» **RECORD EXCERPTS**:
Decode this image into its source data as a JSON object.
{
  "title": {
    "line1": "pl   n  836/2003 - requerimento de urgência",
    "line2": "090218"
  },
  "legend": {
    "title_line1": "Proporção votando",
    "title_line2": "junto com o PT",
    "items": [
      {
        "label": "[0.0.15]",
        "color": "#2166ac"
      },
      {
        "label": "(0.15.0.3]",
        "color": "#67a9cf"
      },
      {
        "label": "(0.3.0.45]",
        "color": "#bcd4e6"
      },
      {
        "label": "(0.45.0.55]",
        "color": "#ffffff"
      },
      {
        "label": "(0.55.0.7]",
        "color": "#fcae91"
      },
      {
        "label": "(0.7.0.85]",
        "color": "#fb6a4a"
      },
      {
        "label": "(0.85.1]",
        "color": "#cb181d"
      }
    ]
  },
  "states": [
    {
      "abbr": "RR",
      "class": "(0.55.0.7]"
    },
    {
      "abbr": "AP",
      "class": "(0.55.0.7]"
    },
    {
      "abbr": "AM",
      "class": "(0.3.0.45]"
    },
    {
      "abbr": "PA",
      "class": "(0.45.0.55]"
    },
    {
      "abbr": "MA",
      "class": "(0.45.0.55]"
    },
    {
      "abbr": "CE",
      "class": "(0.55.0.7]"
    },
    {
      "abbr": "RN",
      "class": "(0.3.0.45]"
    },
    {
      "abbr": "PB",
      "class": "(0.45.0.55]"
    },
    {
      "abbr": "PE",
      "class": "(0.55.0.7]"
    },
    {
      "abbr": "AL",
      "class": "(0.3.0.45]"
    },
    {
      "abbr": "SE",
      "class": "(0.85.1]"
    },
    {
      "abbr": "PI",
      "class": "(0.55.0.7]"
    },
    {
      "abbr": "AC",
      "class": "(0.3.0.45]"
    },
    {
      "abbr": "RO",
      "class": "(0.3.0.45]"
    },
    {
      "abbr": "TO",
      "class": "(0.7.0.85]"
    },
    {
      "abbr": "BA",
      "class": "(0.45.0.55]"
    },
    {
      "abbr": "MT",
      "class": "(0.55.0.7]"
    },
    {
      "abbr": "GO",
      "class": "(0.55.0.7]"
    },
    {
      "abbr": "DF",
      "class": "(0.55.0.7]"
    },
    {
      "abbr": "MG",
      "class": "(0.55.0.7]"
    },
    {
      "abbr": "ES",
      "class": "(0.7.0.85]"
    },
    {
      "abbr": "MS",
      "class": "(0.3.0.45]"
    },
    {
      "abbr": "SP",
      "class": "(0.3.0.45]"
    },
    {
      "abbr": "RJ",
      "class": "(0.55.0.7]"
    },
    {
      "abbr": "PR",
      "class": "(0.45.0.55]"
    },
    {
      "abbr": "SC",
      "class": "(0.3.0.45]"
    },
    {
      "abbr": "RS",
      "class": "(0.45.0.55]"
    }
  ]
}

» **THE EXERCISE**:
Looking at the records above, tally the lines holding "label" and reply with that number only.

» **RESULT OF THIS EXERCISE**:
7